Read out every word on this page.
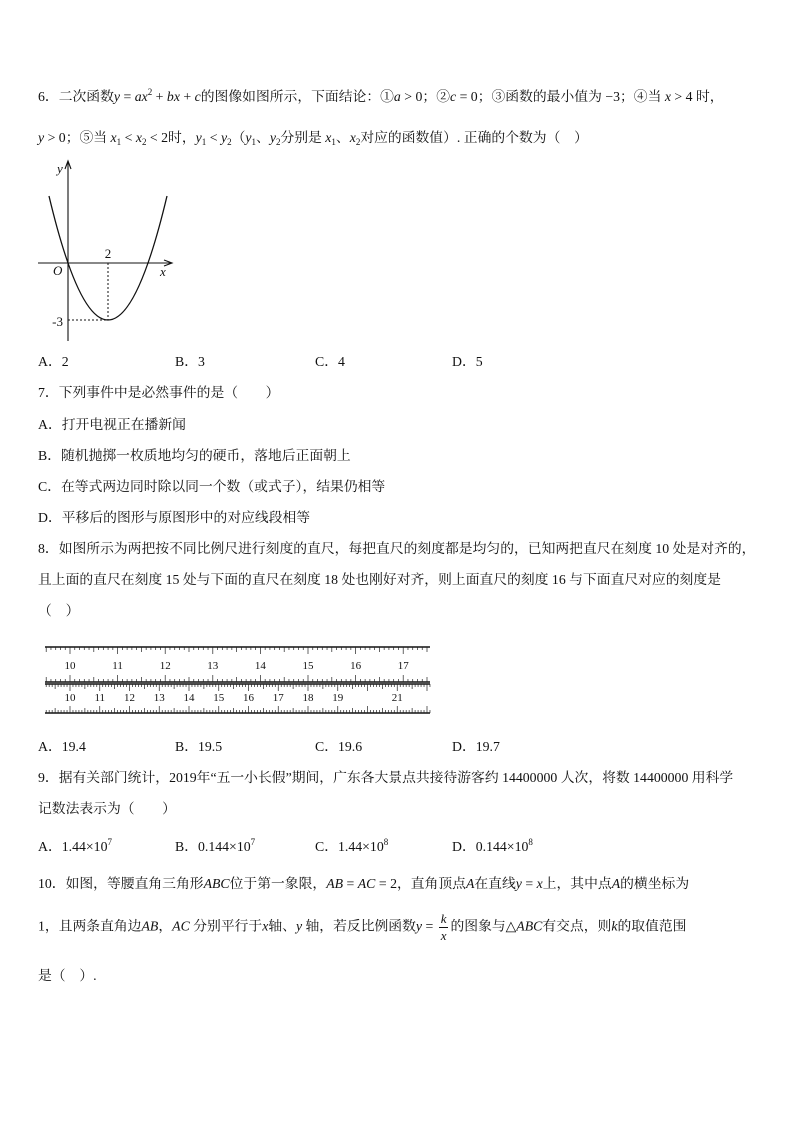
6．二次函数$y = ax^2$ + bx + c的图像如图所示，下面结论：①a > 0；②c = 0；③函数的最小值为 −3；④当 x > 4 时，
y > 0；⑤当 $x_1 < x_2 < 2$时，$y_1 < y_2(y_1$、$y_2$分别是 $x_1$、$x_2$对应的函数值）. 正确的个数为（　）
y
O	x
2
-3
A．2	B．3	C．4	D．5
7．下列事件中是必然事件的是（　　）
A．打开电视正在播新闻
B．随机抛掷一枚质地均匀的硬币，落地后正面朝上
C．在等式两边同时除以同一个数（或式子），结果仍相等
D．平移后的图形与原图形中的对应线段相等
8．如图所示为两把按不同比例尺进行刻度的直尺，每把直尺的刻度都是均匀的，已知两把直尺在刻度 10 处是对齐的，
且上面的直尺在刻度 15 处与下面的直尺在刻度 18 处也刚好对齐，则上面直尺的刻度 16 与下面直尺对应的刻度是
（　）
10	11	12	13	14	15	16	17
10 11 12 13 14 15 16 17 18 19	21
A．19.4	B．19.5	C．19.6	D．19.7
9．据有关部门统计，2019年“五一小长假”期间，广东各大景点共接待游客约 14400000 人次，将数 14400000 用科学
记数法表示为（　　）
A．$1.44\times 10^7$	B．$0.144\times 10^7$	C．$1.44\times 10^8$	D．$0.144\times 10^8$
10．如图，等腰直角三角形ABC位于第一象限，AB = AC = 2，直角顶点A在直线y = x上，其中点A的横坐标为
1，且两条直角边AB，AC 分别平行于x轴、y 轴，若反比例函数$y = \frac{k}{x}$ 的图象与△ABC有交点，则k的取值范围
是（　）.
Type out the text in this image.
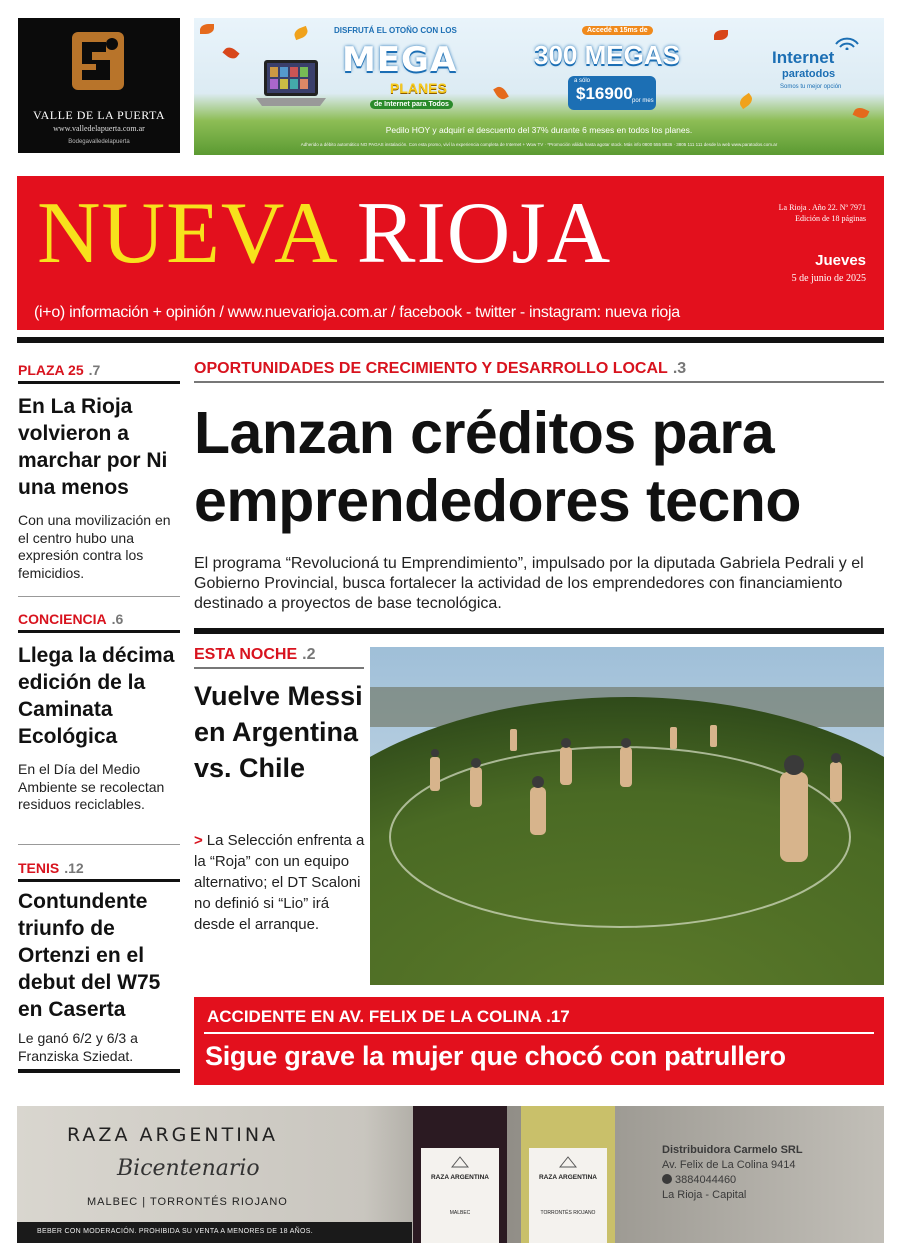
VALLE DE LA PUERTA
www.valledelapuerta.com.ar
Bodegavalledelapuerta
DISFRUTÁ EL OTOÑO CON LOS
MEGA
PLANES
de Internet para Todos
Accedé a 15ms de
300 MEGAS
a sólo
$16900 por mes
Internet
paratodos
Somos tu mejor opción
Pedilo HOY y adquirí el descuento del 37% durante 6 meses en todos los planes.
Adherido a débito automático NO PAGAS instalación. Con esta promo, viví la experiencia completa de Internet + Wow TV · *Promoción válida hasta agotar stock. Más info 0800 555 8836 · 3805 111 111 desde la web www.paratodos.com.ar
NUEVA RIOJA	La Rioja . Año 22. Nº 7971
Edición de 18 páginas
Jueves
5 de junio de 2025
(i+o) información + opinión / www.nuevarioja.com.ar / facebook - twitter - instagram: nueva rioja
PLAZA 25 .7
En La Rioja volvieron a marchar por Ni una menos
Con una movilización en el centro hubo una expresión contra los femicidios.
CONCIENCIA .6
Llega la décima edición de la Caminata Ecológica
En el Día del Medio Ambiente se recolectan residuos reciclables.
TENIS .12
Contundente triunfo de Ortenzi en el debut del W75 en Caserta
Le ganó 6/2 y 6/3 a Franziska Sziedat.
OPORTUNIDADES DE CRECIMIENTO Y DESARROLLO LOCAL .3
Lanzan créditos para emprendedores tecno
El programa “Revolucioná tu Emprendimiento”, impulsado por la diputada Gabriela Pedrali y el Gobierno Provincial, busca fortalecer la actividad de los emprendedores con financiamiento destinado a proyectos de base tecnológica.
ESTA NOCHE .2
Vuelve Messi en Argentina vs. Chile
> La Selección enfrenta a la “Roja” con un equipo alternativo; el DT Scaloni no definió si “Lio” irá desde el arranque.
ACCIDENTE EN AV. FELIX DE LA COLINA .17
Sigue grave la mujer que chocó con patrullero
RAZA ARGENTINA
Bicentenario
MALBEC | TORRONTÉS RIOJANO
BEBER CON MODERACIÓN. PROHIBIDA SU VENTA A MENORES DE 18 AÑOS.
RAZA ARGENTINA
MALBEC
RAZA ARGENTINA
TORRONTÉS RIOJANO
Distribuidora Carmelo SRL
Av. Felix de La Colina 9414
3884044460
La Rioja - Capital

Instructions to follow:
Quote the full listing above word for word; exclude every picture from the copy.

Task output:
Read out every word on this page.
6．二次函数$y = ax^2$ + bx + c的图像如图所示，下面结论：①a > 0；②c = 0；③函数的最小值为 −3；④当 x > 4 时，
y > 0；⑤当 $x_1 < x_2 < 2$时，$y_1 < y_2(y_1$、$y_2$分别是 $x_1$、$x_2$对应的函数值）. 正确的个数为（　）
y
O	x
2
-3
A．2	B．3	C．4	D．5
7．下列事件中是必然事件的是（　　）
A．打开电视正在播新闻
B．随机抛掷一枚质地均匀的硬币，落地后正面朝上
C．在等式两边同时除以同一个数（或式子），结果仍相等
D．平移后的图形与原图形中的对应线段相等
8．如图所示为两把按不同比例尺进行刻度的直尺，每把直尺的刻度都是均匀的，已知两把直尺在刻度 10 处是对齐的，
且上面的直尺在刻度 15 处与下面的直尺在刻度 18 处也刚好对齐，则上面直尺的刻度 16 与下面直尺对应的刻度是
（　）
10	11	12	13	14	15	16	17
10 11 12 13 14 15 16 17 18 19	21
A．19.4	B．19.5	C．19.6	D．19.7
9．据有关部门统计，2019年“五一小长假”期间，广东各大景点共接待游客约 14400000 人次，将数 14400000 用科学
记数法表示为（　　）
A．$1.44\times 10^7$	B．$0.144\times 10^7$	C．$1.44\times 10^8$	D．$0.144\times 10^8$
10．如图，等腰直角三角形ABC位于第一象限，AB = AC = 2，直角顶点A在直线y = x上，其中点A的横坐标为
1，且两条直角边AB，AC 分别平行于x轴、y 轴，若反比例函数$y = \frac{k}{x}$ 的图象与△ABC有交点，则k的取值范围
是（　）.
Type out the text in this image.
VALLE DE LA PUERTA
www.valledelapuerta.com.ar
Bodegavalledelapuerta
DISFRUTÁ EL OTOÑO CON LOS
MEGA
PLANES
de Internet para Todos
Accedé a 15ms de
300 MEGAS
a sólo
$16900 por mes
Internet
paratodos
Somos tu mejor opción
Pedilo HOY y adquirí el descuento del 37% durante 6 meses en todos los planes.
Adherido a débito automático NO PAGAS instalación. Con esta promo, viví la experiencia completa de Internet + Wow TV · *Promoción válida hasta agotar stock. Más info 0800 555 8836 · 3805 111 111 desde la web www.paratodos.com.ar
NUEVA RIOJA	La Rioja . Año 22. Nº 7971
Edición de 18 páginas
Jueves
5 de junio de 2025
(i+o) información + opinión / www.nuevarioja.com.ar / facebook - twitter - instagram: nueva rioja
PLAZA 25 .7
En La Rioja volvieron a marchar por Ni una menos
Con una movilización en el centro hubo una expresión contra los femicidios.
CONCIENCIA .6
Llega la décima edición de la Caminata Ecológica
En el Día del Medio Ambiente se recolectan residuos reciclables.
TENIS .12
Contundente triunfo de Ortenzi en el debut del W75 en Caserta
Le ganó 6/2 y 6/3 a Franziska Sziedat.
OPORTUNIDADES DE CRECIMIENTO Y DESARROLLO LOCAL .3
Lanzan créditos para emprendedores tecno
El programa “Revolucioná tu Emprendimiento”, impulsado por la diputada Gabriela Pedrali y el Gobierno Provincial, busca fortalecer la actividad de los emprendedores con financiamiento destinado a proyectos de base tecnológica.
ESTA NOCHE .2
Vuelve Messi en Argentina vs. Chile
> La Selección enfrenta a la “Roja” con un equipo alternativo; el DT Scaloni no definió si “Lio” irá desde el arranque.
ACCIDENTE EN AV. FELIX DE LA COLINA .17
Sigue grave la mujer que chocó con patrullero
RAZA ARGENTINA
Bicentenario
MALBEC | TORRONTÉS RIOJANO
BEBER CON MODERACIÓN. PROHIBIDA SU VENTA A MENORES DE 18 AÑOS.
RAZA ARGENTINA
MALBEC
RAZA ARGENTINA
TORRONTÉS RIOJANO
Distribuidora Carmelo SRL
Av. Felix de La Colina 9414
3884044460
La Rioja - Capital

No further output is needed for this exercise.